**RECORDS SUPPLIED:**

☆ ☆ ☆ ☆ ☆ ☆ ☆

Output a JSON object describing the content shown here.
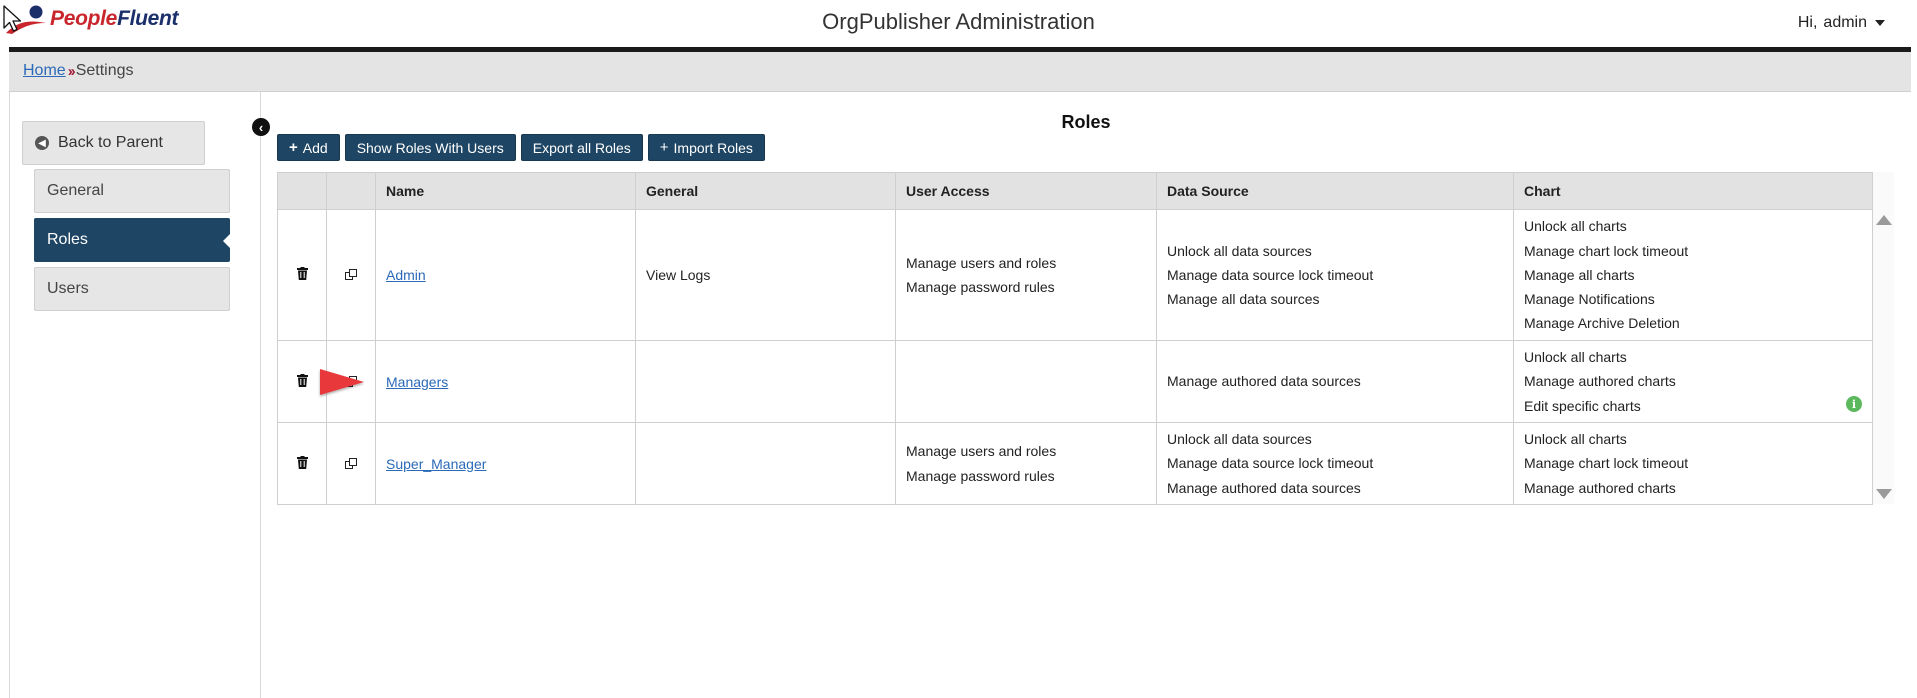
{
  "brand": {
    "logo_part1": "People",
    "logo_part2": "Fluent"
  },
  "header": {
    "title": "OrgPublisher Administration",
    "greeting": "Hi,",
    "user": "admin"
  },
  "breadcrumb": {
    "home": "Home",
    "separator": "››",
    "current": "Settings"
  },
  "sidebar": {
    "back_label": "Back to Parent",
    "items": [
      {
        "label": "General",
        "active": false
      },
      {
        "label": "Roles",
        "active": true
      },
      {
        "label": "Users",
        "active": false
      }
    ]
  },
  "main": {
    "title": "Roles",
    "toolbar": {
      "add": "Add",
      "show_roles_with_users": "Show Roles With Users",
      "export_all_roles": "Export all Roles",
      "import_roles": "Import Roles"
    },
    "table": {
      "headers": [
        "",
        "",
        "Name",
        "General",
        "User Access",
        "Data Source",
        "Chart"
      ],
      "rows": [
        {
          "name": "Admin",
          "general": [
            "View Logs"
          ],
          "user_access": [
            "Manage users and roles",
            "Manage password rules"
          ],
          "data_source": [
            "Unlock all data sources",
            "Manage data source lock timeout",
            "Manage all data sources"
          ],
          "chart": [
            "Unlock all charts",
            "Manage chart lock timeout",
            "Manage all charts",
            "Manage Notifications",
            "Manage Archive Deletion"
          ]
        },
        {
          "name": "Managers",
          "general": [],
          "user_access": [],
          "data_source": [
            "Manage authored data sources"
          ],
          "chart": [
            "Unlock all charts",
            "Manage authored charts",
            "Edit specific charts"
          ]
        },
        {
          "name": "Super_Manager",
          "general": [],
          "user_access": [
            "Manage users and roles",
            "Manage password rules"
          ],
          "data_source": [
            "Unlock all data sources",
            "Manage data source lock timeout",
            "Manage authored data sources"
          ],
          "chart": [
            "Unlock all charts",
            "Manage chart lock timeout",
            "Manage authored charts"
          ]
        }
      ]
    }
  },
  "colors": {
    "primary": "#1e4563",
    "link": "#2a6ab8",
    "annotation_arrow": "#e8393a",
    "info": "#5cb85c"
  },
  "icons": {
    "back": "arrow-circle-left-icon",
    "collapse": "chevron-circle-left-icon",
    "delete": "trash-icon",
    "copy": "copy-icon",
    "info": "info-circle-icon"
  }
}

☆ ☆ ☆ ☆ ☆ ☆ ☆

**THE EXERCISE:** Make an exact copy of the whole listing, but don't bring over any pictures.

**COMPLETE RESPONSE:**
Output a JSON object describing the content shown here.
{
  "brand": {
    "logo_part1": "People",
    "logo_part2": "Fluent"
  },
  "header": {
    "title": "OrgPublisher Administration",
    "greeting": "Hi,",
    "user": "admin"
  },
  "breadcrumb": {
    "home": "Home",
    "separator": "››",
    "current": "Settings"
  },
  "sidebar": {
    "back_label": "Back to Parent",
    "items": [
      {
        "label": "General",
        "active": false
      },
      {
        "label": "Roles",
        "active": true
      },
      {
        "label": "Users",
        "active": false
      }
    ]
  },
  "main": {
    "title": "Roles",
    "toolbar": {
      "add": "Add",
      "show_roles_with_users": "Show Roles With Users",
      "export_all_roles": "Export all Roles",
      "import_roles": "Import Roles"
    },
    "table": {
      "headers": [
        "",
        "",
        "Name",
        "General",
        "User Access",
        "Data Source",
        "Chart"
      ],
      "rows": [
        {
          "name": "Admin",
          "general": [
            "View Logs"
          ],
          "user_access": [
            "Manage users and roles",
            "Manage password rules"
          ],
          "data_source": [
            "Unlock all data sources",
            "Manage data source lock timeout",
            "Manage all data sources"
          ],
          "chart": [
            "Unlock all charts",
            "Manage chart lock timeout",
            "Manage all charts",
            "Manage Notifications",
            "Manage Archive Deletion"
          ]
        },
        {
          "name": "Managers",
          "general": [],
          "user_access": [],
          "data_source": [
            "Manage authored data sources"
          ],
          "chart": [
            "Unlock all charts",
            "Manage authored charts",
            "Edit specific charts"
          ]
        },
        {
          "name": "Super_Manager",
          "general": [],
          "user_access": [
            "Manage users and roles",
            "Manage password rules"
          ],
          "data_source": [
            "Unlock all data sources",
            "Manage data source lock timeout",
            "Manage authored data sources"
          ],
          "chart": [
            "Unlock all charts",
            "Manage chart lock timeout",
            "Manage authored charts"
          ]
        }
      ]
    }
  },
  "colors": {
    "primary": "#1e4563",
    "link": "#2a6ab8",
    "annotation_arrow": "#e8393a",
    "info": "#5cb85c"
  },
  "icons": {
    "back": "arrow-circle-left-icon",
    "collapse": "chevron-circle-left-icon",
    "delete": "trash-icon",
    "copy": "copy-icon",
    "info": "info-circle-icon"
  }
}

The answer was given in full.